Exercise prompt:
Count the lines below that contain the word "color". Give only the number.
□ □ □ □ □ □ □
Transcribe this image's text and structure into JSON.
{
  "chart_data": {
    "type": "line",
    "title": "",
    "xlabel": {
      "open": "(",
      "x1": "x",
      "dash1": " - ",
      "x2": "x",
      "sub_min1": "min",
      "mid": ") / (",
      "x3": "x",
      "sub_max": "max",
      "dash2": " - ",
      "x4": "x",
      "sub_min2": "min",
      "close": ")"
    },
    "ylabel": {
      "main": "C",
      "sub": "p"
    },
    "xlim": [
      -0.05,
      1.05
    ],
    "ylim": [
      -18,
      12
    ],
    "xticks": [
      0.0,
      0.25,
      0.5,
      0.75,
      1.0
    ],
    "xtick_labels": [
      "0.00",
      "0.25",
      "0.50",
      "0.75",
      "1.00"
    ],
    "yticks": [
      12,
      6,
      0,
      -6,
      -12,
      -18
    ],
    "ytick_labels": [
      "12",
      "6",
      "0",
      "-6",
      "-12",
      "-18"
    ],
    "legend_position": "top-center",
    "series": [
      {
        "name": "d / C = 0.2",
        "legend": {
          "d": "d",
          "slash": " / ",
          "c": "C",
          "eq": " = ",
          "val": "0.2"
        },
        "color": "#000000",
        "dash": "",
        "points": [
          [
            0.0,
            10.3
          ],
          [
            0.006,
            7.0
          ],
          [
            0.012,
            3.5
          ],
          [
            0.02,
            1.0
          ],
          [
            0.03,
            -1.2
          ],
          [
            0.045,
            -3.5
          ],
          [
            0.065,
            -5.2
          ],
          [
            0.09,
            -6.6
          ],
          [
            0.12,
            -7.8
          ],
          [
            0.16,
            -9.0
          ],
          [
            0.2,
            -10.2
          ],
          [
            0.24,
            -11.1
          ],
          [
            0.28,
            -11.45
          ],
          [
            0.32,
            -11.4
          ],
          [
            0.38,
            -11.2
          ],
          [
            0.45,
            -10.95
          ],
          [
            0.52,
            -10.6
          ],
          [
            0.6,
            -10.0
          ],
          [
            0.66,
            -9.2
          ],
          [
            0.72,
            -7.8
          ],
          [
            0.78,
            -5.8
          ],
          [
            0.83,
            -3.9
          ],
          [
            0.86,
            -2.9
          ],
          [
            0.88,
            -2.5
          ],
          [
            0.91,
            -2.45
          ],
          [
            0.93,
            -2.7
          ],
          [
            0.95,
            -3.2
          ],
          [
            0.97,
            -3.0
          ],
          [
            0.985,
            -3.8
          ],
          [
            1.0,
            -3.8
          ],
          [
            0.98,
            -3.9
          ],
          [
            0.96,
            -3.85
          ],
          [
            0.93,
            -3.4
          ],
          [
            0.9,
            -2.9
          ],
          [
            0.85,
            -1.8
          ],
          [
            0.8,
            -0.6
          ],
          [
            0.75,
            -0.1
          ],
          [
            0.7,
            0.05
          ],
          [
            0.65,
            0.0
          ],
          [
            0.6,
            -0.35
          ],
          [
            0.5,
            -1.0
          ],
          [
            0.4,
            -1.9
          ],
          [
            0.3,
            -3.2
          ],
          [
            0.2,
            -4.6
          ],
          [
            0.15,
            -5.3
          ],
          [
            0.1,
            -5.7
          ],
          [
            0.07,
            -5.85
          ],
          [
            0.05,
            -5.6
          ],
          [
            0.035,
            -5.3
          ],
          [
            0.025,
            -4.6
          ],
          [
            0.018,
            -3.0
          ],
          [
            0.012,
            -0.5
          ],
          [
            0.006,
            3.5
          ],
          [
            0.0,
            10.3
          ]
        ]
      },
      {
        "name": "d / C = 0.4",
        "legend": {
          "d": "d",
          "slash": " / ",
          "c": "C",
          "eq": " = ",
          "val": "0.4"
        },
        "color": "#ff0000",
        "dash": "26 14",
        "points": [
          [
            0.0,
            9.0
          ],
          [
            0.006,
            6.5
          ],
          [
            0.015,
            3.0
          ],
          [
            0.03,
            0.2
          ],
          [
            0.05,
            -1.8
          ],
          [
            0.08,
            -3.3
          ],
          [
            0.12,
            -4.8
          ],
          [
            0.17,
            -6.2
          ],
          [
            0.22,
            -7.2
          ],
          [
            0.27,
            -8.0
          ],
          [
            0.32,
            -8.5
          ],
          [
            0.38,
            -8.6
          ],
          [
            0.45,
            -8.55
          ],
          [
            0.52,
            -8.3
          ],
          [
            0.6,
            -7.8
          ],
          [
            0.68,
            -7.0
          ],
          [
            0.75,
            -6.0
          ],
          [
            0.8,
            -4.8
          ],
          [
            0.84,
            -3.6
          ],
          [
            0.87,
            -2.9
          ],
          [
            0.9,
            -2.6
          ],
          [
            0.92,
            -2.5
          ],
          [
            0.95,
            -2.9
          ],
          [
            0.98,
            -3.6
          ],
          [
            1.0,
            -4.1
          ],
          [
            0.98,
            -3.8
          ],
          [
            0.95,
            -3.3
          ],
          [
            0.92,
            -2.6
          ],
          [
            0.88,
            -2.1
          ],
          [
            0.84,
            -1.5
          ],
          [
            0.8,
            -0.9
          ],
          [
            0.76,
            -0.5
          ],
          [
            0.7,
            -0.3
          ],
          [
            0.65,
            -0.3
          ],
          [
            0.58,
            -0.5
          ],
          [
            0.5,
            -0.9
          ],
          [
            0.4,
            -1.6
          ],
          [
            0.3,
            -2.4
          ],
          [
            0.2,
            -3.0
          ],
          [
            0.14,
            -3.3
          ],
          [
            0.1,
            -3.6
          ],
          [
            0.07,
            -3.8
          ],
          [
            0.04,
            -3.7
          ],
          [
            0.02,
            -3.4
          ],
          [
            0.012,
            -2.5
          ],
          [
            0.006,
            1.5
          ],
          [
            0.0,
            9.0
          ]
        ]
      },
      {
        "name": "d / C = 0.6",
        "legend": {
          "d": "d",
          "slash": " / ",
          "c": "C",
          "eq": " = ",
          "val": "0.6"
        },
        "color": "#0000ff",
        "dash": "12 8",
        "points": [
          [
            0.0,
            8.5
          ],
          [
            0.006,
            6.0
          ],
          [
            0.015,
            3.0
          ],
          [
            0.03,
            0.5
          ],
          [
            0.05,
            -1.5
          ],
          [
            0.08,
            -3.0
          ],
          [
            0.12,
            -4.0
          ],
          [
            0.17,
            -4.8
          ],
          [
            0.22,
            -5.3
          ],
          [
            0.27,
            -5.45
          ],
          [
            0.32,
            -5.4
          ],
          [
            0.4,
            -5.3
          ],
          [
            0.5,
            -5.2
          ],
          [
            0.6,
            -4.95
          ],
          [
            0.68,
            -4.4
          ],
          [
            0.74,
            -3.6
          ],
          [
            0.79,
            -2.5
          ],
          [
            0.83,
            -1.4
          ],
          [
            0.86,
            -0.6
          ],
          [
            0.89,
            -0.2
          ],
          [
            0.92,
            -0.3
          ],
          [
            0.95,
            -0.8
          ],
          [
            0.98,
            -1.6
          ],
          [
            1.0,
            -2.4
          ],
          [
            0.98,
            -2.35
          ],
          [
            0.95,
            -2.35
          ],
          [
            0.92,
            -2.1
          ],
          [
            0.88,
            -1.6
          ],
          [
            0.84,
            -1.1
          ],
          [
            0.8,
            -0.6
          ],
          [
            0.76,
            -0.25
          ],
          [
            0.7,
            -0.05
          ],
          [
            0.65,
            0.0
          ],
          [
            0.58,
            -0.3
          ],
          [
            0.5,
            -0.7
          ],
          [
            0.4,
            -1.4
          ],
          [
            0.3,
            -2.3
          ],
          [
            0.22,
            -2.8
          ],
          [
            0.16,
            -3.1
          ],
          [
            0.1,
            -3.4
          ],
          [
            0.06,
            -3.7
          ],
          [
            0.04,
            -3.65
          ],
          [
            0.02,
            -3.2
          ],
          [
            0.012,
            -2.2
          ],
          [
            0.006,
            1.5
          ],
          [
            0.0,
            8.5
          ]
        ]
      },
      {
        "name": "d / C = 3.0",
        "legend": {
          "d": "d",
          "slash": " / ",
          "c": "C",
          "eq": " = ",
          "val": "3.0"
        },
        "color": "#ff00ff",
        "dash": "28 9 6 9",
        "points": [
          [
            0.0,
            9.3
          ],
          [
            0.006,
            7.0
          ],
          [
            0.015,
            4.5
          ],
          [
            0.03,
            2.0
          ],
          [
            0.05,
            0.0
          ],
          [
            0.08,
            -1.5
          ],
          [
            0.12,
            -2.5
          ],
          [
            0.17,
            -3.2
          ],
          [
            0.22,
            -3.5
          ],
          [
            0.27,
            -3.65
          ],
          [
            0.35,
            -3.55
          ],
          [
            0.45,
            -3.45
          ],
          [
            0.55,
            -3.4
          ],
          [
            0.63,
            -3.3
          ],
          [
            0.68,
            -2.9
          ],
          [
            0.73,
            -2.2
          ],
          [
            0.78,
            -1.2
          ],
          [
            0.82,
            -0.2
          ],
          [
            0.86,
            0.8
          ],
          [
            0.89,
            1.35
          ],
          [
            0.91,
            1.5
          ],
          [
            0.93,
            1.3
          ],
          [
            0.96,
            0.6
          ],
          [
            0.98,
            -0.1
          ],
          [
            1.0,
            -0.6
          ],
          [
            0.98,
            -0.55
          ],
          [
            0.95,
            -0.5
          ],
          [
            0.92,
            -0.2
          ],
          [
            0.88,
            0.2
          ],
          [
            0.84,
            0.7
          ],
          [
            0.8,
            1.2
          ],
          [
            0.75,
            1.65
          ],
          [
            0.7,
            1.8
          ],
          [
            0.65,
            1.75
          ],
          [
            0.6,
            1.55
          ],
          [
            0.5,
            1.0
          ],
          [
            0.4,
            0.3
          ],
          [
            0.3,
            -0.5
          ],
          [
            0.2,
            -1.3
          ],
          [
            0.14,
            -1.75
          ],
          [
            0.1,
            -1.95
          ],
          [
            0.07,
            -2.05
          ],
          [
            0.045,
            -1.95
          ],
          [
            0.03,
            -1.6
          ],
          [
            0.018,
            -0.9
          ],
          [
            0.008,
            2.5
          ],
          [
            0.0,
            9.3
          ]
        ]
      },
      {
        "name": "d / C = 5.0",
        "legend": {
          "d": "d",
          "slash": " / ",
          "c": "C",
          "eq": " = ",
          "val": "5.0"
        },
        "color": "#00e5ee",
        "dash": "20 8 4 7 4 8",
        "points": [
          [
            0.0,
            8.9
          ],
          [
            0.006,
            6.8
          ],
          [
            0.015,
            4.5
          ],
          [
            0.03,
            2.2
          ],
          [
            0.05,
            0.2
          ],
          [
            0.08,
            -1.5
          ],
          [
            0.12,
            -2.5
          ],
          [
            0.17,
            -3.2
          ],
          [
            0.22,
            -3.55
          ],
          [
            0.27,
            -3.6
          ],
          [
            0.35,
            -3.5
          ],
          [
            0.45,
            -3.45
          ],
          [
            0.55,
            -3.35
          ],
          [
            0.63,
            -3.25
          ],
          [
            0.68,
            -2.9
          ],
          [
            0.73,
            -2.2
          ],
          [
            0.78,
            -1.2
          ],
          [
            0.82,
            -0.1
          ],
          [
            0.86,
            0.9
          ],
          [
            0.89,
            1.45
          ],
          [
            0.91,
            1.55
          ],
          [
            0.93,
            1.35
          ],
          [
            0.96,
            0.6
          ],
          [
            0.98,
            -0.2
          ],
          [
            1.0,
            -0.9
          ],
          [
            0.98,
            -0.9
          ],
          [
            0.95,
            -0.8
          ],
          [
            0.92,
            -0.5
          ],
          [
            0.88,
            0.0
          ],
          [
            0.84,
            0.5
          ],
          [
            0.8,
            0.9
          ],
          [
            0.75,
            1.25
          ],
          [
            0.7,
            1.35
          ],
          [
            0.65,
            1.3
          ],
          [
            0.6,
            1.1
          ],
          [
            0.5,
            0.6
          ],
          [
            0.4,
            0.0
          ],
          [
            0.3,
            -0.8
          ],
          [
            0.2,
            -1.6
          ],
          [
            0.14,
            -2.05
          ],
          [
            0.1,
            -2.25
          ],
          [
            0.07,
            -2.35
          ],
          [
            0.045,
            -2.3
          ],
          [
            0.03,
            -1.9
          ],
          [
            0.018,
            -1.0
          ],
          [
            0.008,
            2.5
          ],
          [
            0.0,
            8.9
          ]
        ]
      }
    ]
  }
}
□ □ □ □ □ □ □
Worked solution:
5